= Problem requirements =
What is the number of lines containing "DCAXCSR"? Give only that number.

= Data entries =
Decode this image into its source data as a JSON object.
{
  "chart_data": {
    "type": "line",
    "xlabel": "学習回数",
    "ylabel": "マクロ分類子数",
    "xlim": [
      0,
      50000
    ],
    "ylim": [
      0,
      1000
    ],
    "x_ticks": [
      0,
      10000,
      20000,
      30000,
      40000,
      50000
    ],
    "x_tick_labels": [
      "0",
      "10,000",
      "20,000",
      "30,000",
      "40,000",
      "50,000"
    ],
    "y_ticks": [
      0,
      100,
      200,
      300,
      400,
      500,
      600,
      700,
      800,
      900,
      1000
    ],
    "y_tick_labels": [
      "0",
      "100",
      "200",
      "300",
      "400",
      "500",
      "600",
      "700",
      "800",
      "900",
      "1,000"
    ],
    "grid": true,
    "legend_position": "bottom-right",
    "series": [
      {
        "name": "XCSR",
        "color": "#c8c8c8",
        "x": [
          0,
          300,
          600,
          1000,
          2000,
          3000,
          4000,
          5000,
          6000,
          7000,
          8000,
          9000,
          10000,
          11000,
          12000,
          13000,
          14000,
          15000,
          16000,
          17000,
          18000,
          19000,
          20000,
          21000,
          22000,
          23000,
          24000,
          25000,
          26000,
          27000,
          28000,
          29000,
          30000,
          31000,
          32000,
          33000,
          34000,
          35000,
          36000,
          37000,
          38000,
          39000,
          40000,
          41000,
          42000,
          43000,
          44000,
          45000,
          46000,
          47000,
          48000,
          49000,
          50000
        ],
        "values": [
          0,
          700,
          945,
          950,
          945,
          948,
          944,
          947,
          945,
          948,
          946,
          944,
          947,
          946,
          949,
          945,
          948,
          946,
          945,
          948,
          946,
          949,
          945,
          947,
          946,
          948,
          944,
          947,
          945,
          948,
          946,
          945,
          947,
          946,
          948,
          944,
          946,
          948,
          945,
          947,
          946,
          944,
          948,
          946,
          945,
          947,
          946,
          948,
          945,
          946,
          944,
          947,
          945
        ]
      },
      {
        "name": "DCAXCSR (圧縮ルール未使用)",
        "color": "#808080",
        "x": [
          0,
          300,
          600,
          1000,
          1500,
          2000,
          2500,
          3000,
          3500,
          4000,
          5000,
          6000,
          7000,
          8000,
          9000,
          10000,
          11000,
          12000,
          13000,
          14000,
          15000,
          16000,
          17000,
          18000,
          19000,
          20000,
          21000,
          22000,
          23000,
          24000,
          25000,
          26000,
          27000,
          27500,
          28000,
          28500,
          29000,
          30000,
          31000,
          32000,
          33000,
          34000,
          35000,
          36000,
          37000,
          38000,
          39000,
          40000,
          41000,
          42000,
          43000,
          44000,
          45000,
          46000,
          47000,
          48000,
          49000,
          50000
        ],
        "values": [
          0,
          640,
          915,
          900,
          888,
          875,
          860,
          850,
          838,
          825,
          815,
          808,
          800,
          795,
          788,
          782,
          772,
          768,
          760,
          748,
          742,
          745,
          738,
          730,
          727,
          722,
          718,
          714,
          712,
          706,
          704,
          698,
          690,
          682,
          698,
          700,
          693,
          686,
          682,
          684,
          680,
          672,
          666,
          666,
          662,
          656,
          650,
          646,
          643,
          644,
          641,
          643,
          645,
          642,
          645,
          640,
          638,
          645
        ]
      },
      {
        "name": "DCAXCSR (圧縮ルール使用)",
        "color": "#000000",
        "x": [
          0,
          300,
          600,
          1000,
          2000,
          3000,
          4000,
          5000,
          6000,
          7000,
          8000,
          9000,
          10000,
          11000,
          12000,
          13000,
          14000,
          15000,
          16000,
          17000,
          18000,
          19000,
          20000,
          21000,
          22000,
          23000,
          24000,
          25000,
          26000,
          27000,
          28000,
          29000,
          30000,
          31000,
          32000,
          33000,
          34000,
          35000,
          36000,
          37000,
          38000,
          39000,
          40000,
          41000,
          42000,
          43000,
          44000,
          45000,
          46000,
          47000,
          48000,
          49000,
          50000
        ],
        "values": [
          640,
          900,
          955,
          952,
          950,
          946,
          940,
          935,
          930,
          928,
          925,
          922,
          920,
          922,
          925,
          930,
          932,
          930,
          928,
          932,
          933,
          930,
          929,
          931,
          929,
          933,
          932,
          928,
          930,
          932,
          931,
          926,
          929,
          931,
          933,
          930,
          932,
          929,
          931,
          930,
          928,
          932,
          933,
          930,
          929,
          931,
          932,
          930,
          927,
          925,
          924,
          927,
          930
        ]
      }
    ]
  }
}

= Written answer =
2